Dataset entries

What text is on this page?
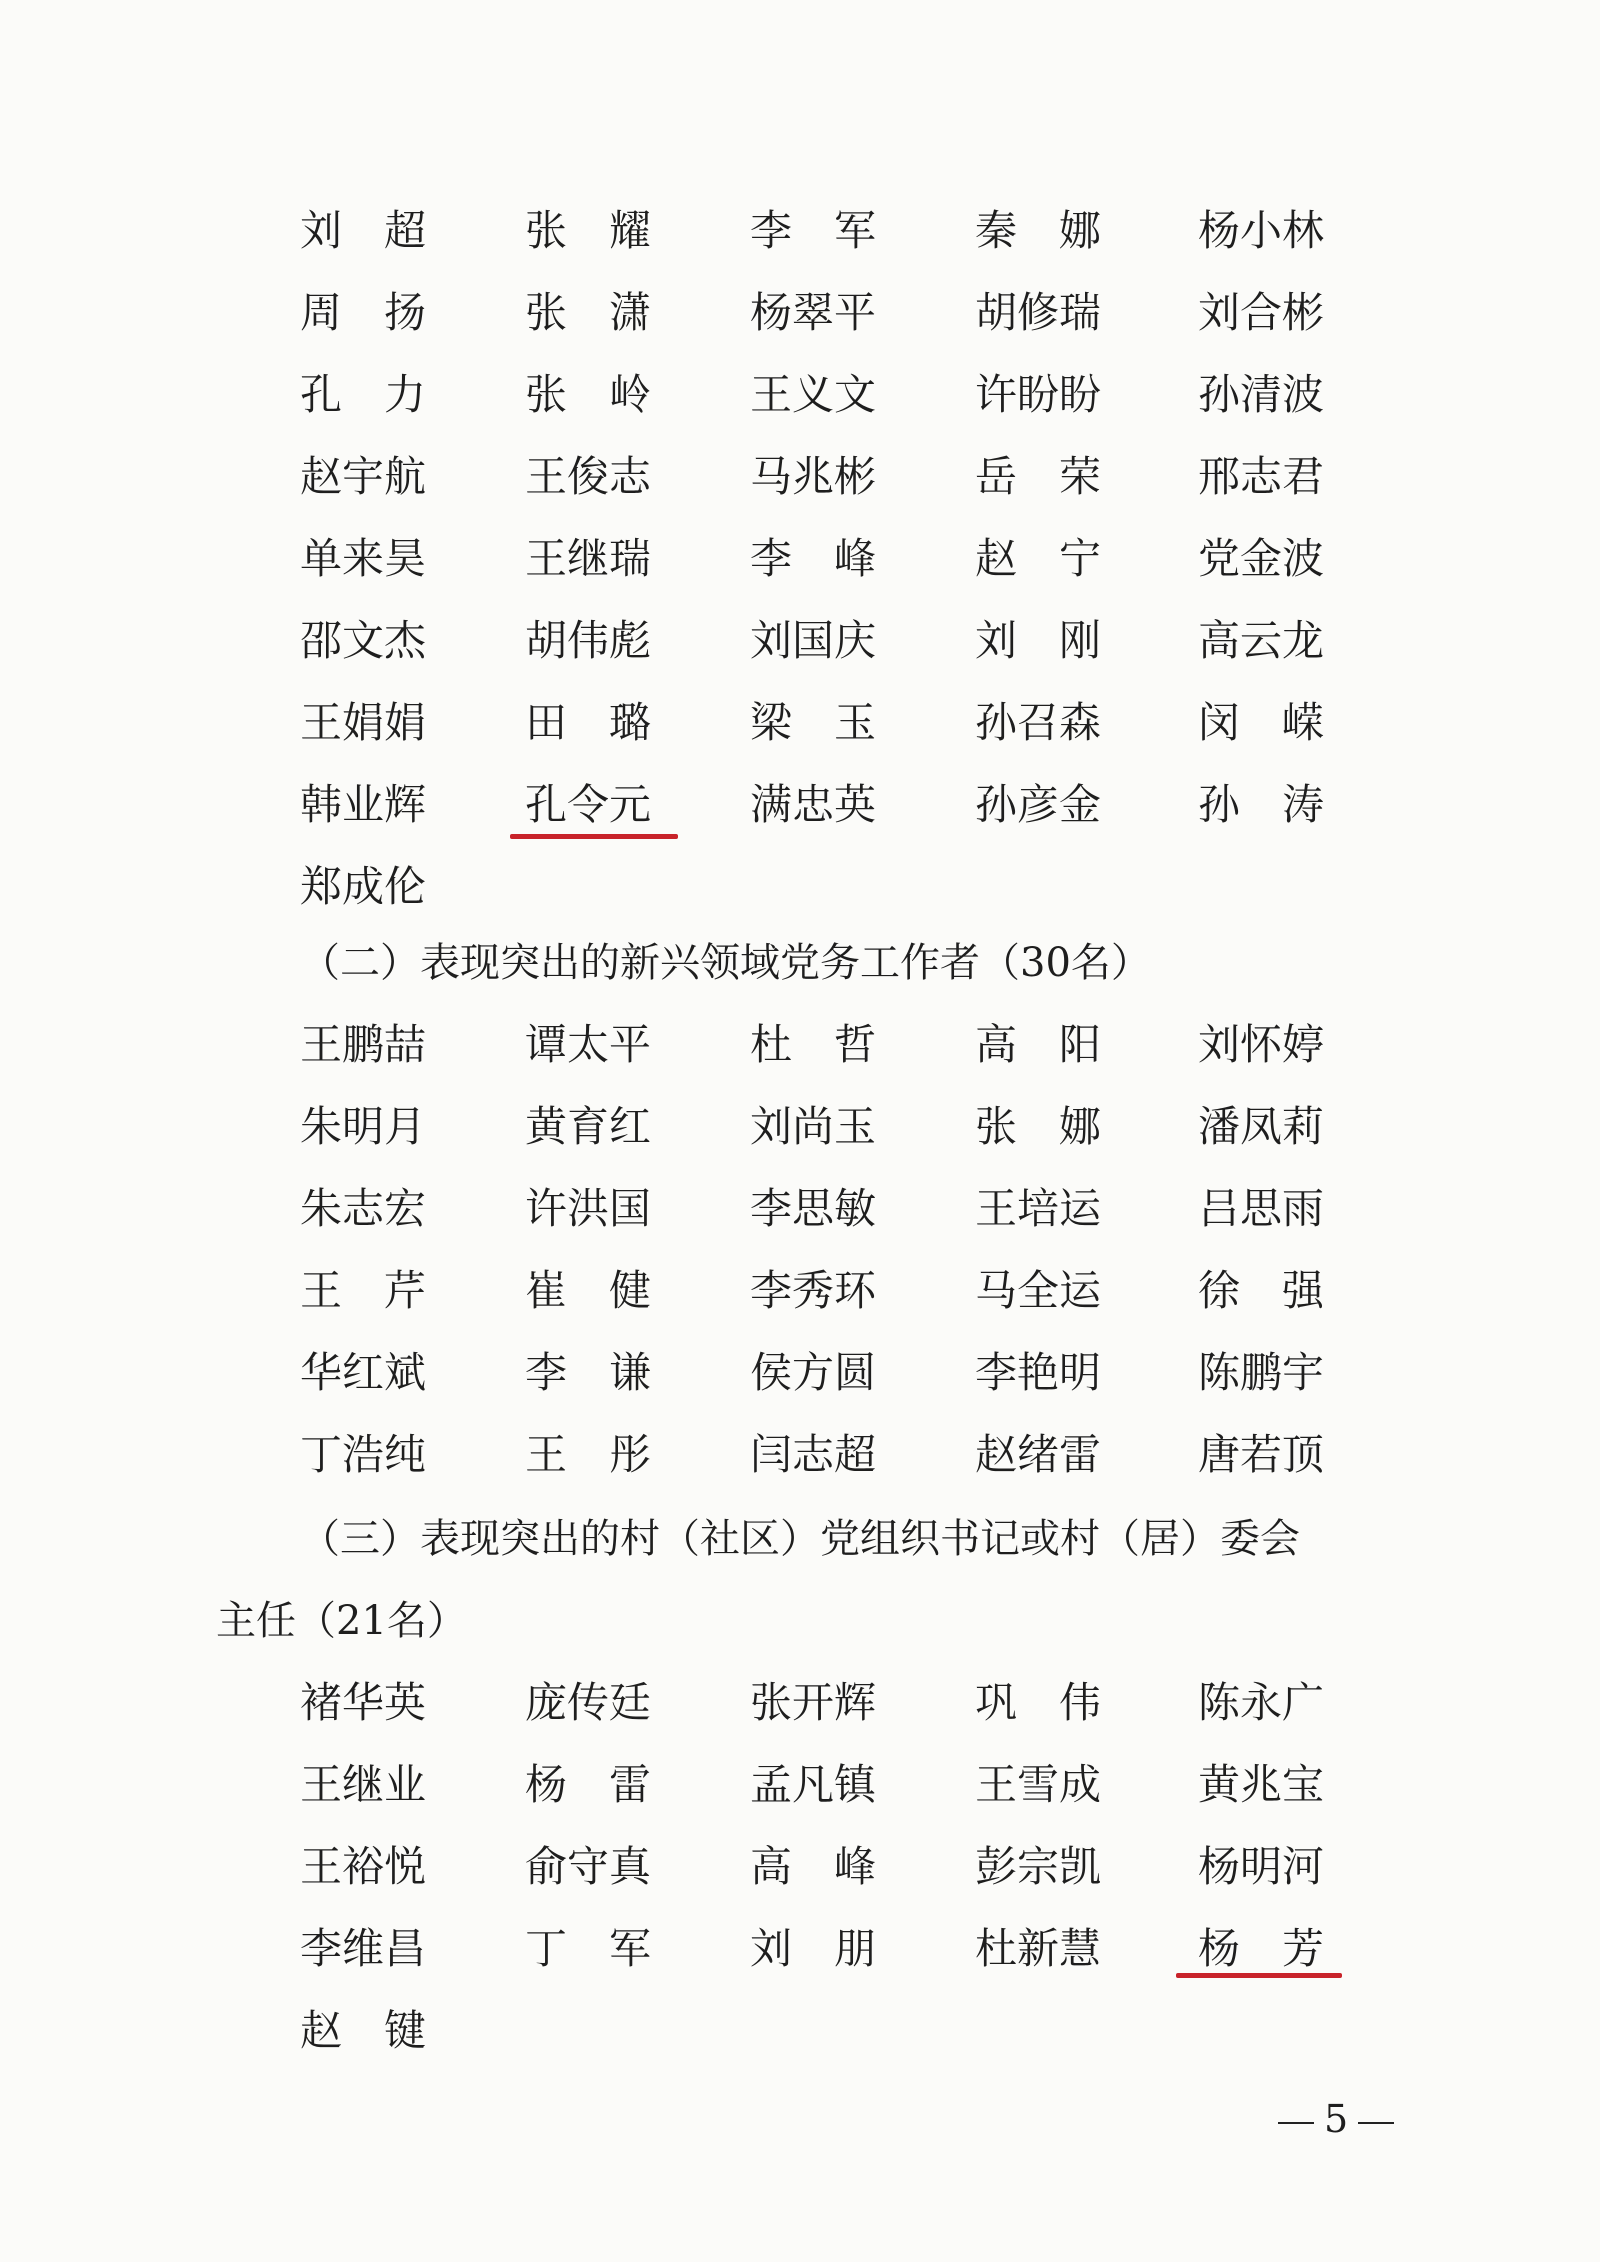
刘　超 张　耀 李　军 秦　娜 杨小林
周　扬 张　潇 杨翠平 胡修瑞 刘合彬
孔　力 张　岭 王义文 许盼盼 孙清波
赵宇航 王俊志 马兆彬 岳　荣 邢志君
单来昊 王继瑞 李　峰 赵　宁 党金波
邵文杰 胡伟彪 刘国庆 刘　刚 高云龙
王娟娟 田　璐 梁　玉 孙召森 闵　嵘
韩业辉 孔令元 满忠英 孙彦金 孙　涛
郑成伦
（二）表现突出的新兴领域党务工作者（30名）
王鹏喆 谭太平 杜　哲 高　阳 刘怀婷
朱明月 黄育红 刘尚玉 张　娜 潘凤莉
朱志宏 许洪国 李思敏 王培运 吕思雨
王　芹 崔　健 李秀环 马全运 徐　强
华红斌 李　谦 侯方圆 李艳明 陈鹏宇
丁浩纯 王　彤 闫志超 赵绪雷 唐若顶
（三）表现突出的村（社区）党组织书记或村（居）委会
主任（21名）
褚华英 庞传廷 张开辉 巩　伟 陈永广
王继业 杨　雷 孟凡镇 王雪成 黄兆宝
王裕悦 俞守真 高　峰 彭宗凯 杨明河
李维昌 丁　军 刘　朋 杜新慧 杨　芳
赵　键
5
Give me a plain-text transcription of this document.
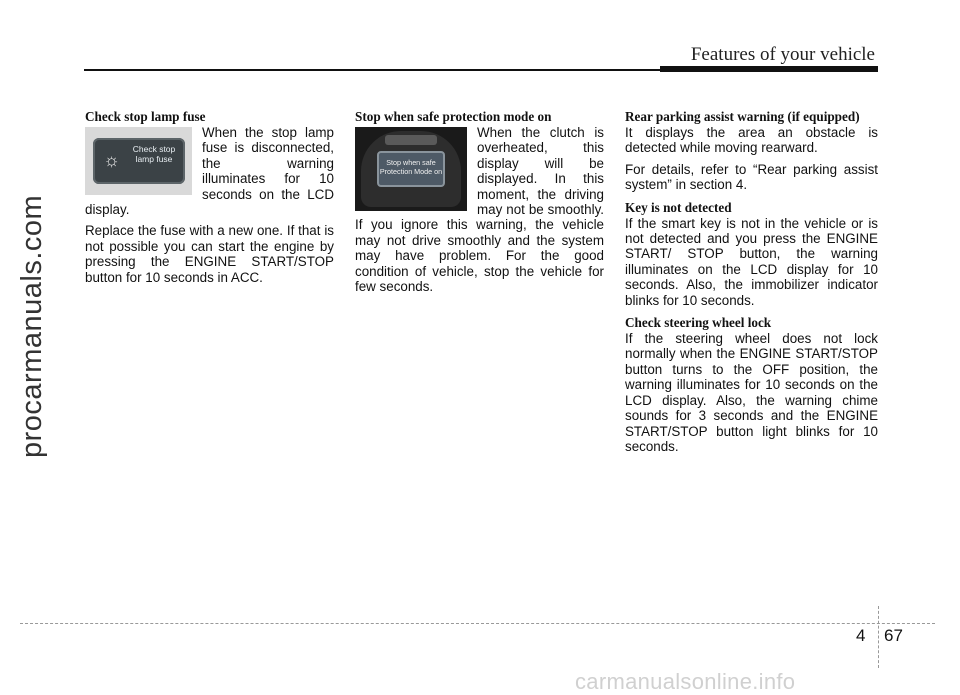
Features of your vehicle
procarmanuals.com

Check stop lamp fuse

☼
Check stop lamp fuse

When the stop lamp fuse is disconnected, the warning illuminates for 10 seconds on the LCD display.

Replace the fuse with a new one. If that is not possible you can start the engine by pressing the ENGINE START/STOP button for 10 seconds in ACC.

Stop when safe protection mode on

Stop when safe Protection Mode on

When the clutch is overheated, this display will be displayed. In this moment, the driving may not be smoothly. If you ignore this warning, the vehicle may not drive smoothly and the system may have problem. For the good condition of vehicle, stop the vehicle for few seconds.

Rear parking assist warning (if equipped)

It displays the area an obstacle is detected while moving rearward.

For details, refer to “Rear parking assist system” in section 4.

Key is not detected

If the smart key is not in the vehicle or is not detected and you press the ENGINE START/ STOP button, the warning illuminates on the LCD display for 10 seconds. Also, the immobilizer indicator blinks for 10 seconds.

Check steering wheel lock

If the steering wheel does not lock normally when the ENGINE START/STOP button turns to the OFF position, the warning illuminates for 10 seconds on the LCD display. Also, the warning chime sounds for 3 seconds and the ENGINE START/STOP button light blinks for 10 seconds.

4 67
carmanualsonline.info
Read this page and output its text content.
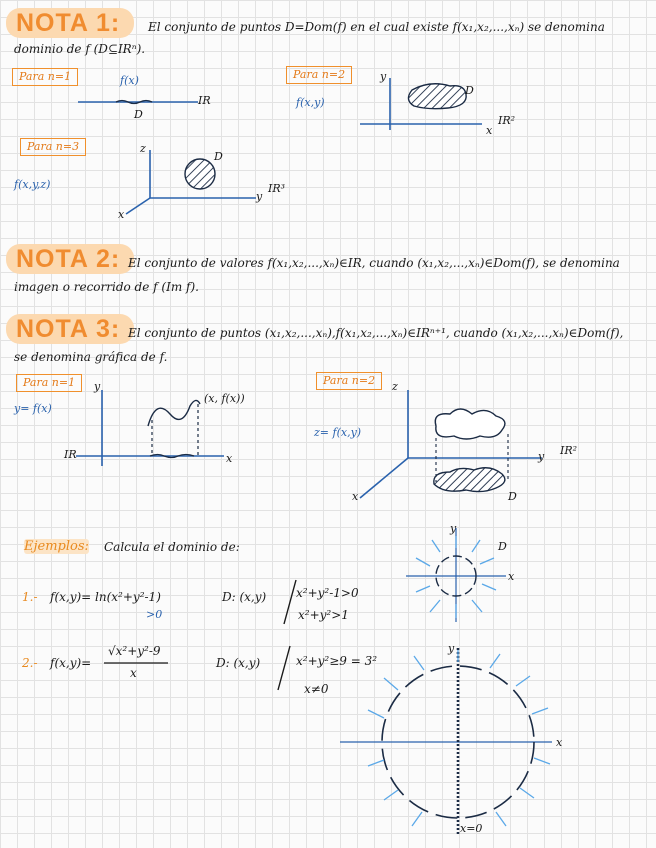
NOTA 1:	El conjunto de puntos D=Dom(f) en el cual existe f(x₁,x₂,...,xₙ) se denomina
dominio de f (D⊆IRⁿ).
Para n=1	f(x)
D
IR
Para n=2
f(x,y)
y
D
x
IR²
Para n=3
f(x,y,z)
z
D
y
IR³
x
NOTA 2: El conjunto de valores f(x₁,x₂,...,xₙ)∈IR, cuando (x₁,x₂,...,xₙ)∈Dom(f), se denomina
imagen o recorrido de f (Im f).
NOTA 3: El conjunto de puntos (x₁,x₂,...,xₙ),f(x₁,x₂,...,xₙ)∈IRⁿ⁺¹, cuando (x₁,x₂,...,xₙ)∈Dom(f),
se denomina gráfica de f.
Para n=1
y= f(x)
y
(x, f(x))
IR	x
Para n=2
z= f(x,y)
z
y IR²
x	D
Ejemplos: Calcula el dominio de:
1.- f(x,y)= ln(x²+y²-1)
>0
D: (x,y) x²+y²-1>0
x²+y²>1
y
D
x
2.- f(x,y)=
√x²+y²-9
x
D: (x,y)	x²+y²≥9 = 3²
x≠0
y
x
x=0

_Requirements_:
Without the pictures, reproduce every line of the records above exactly.

_Result for this exercise_:
What text is on this page?
刘　超 张　耀 李　军 秦　娜 杨小林
周　扬 张　潇 杨翠平 胡修瑞 刘合彬
孔　力 张　岭 王义文 许盼盼 孙清波
赵宇航 王俊志 马兆彬 岳　荣 邢志君
单来昊 王继瑞 李　峰 赵　宁 党金波
邵文杰 胡伟彪 刘国庆 刘　刚 高云龙
王娟娟 田　璐 梁　玉 孙召森 闵　嵘
韩业辉 孔令元 满忠英 孙彦金 孙　涛
郑成伦
（二）表现突出的新兴领域党务工作者（30名）
王鹏喆 谭太平 杜　哲 高　阳 刘怀婷
朱明月 黄育红 刘尚玉 张　娜 潘凤莉
朱志宏 许洪国 李思敏 王培运 吕思雨
王　芹 崔　健 李秀环 马全运 徐　强
华红斌 李　谦 侯方圆 李艳明 陈鹏宇
丁浩纯 王　彤 闫志超 赵绪雷 唐若顶
（三）表现突出的村（社区）党组织书记或村（居）委会
主任（21名）
褚华英 庞传廷 张开辉 巩　伟 陈永广
王继业 杨　雷 孟凡镇 王雪成 黄兆宝
王裕悦 俞守真 高　峰 彭宗凯 杨明河
李维昌 丁　军 刘　朋 杜新慧 杨　芳
赵　键
5
Give me a plain-text transcription of this document.
Features of your vehicle
procarmanuals.com

Check stop lamp fuse

☼
Check stop lamp fuse

When the stop lamp fuse is disconnected, the warning illuminates for 10 seconds on the LCD display.

Replace the fuse with a new one. If that is not possible you can start the engine by pressing the ENGINE START/STOP button for 10 seconds in ACC.

Stop when safe protection mode on

Stop when safe Protection Mode on

When the clutch is overheated, this display will be displayed. In this moment, the driving may not be smoothly. If you ignore this warning, the vehicle may not drive smoothly and the system may have problem. For the good condition of vehicle, stop the vehicle for few seconds.

Rear parking assist warning (if equipped)

It displays the area an obstacle is detected while moving rearward.

For details, refer to “Rear parking assist system” in section 4.

Key is not detected

If the smart key is not in the vehicle or is not detected and you press the ENGINE START/ STOP button, the warning illuminates on the LCD display for 10 seconds. Also, the immobilizer indicator blinks for 10 seconds.

Check steering wheel lock

If the steering wheel does not lock normally when the ENGINE START/STOP button turns to the OFF position, the warning illuminates for 10 seconds on the LCD display. Also, the warning chime sounds for 3 seconds and the ENGINE START/STOP button light blinks for 10 seconds.

4 67
carmanualsonline.info
Read this page and output its text content.
NOTA 1:	El conjunto de puntos D=Dom(f) en el cual existe f(x₁,x₂,...,xₙ) se denomina
dominio de f (D⊆IRⁿ).
Para n=1	f(x)
D
IR
Para n=2
f(x,y)
y
D
x
IR²
Para n=3
f(x,y,z)
z
D
y
IR³
x
NOTA 2: El conjunto de valores f(x₁,x₂,...,xₙ)∈IR, cuando (x₁,x₂,...,xₙ)∈Dom(f), se denomina
imagen o recorrido de f (Im f).
NOTA 3: El conjunto de puntos (x₁,x₂,...,xₙ),f(x₁,x₂,...,xₙ)∈IRⁿ⁺¹, cuando (x₁,x₂,...,xₙ)∈Dom(f),
se denomina gráfica de f.
Para n=1
y= f(x)
y
(x, f(x))
IR	x
Para n=2
z= f(x,y)
z
y IR²
x	D
Ejemplos: Calcula el dominio de:
1.- f(x,y)= ln(x²+y²-1)
>0
D: (x,y) x²+y²-1>0
x²+y²>1
y
D
x
2.- f(x,y)=
√x²+y²-9
x
D: (x,y)	x²+y²≥9 = 3²
x≠0
y
x
x=0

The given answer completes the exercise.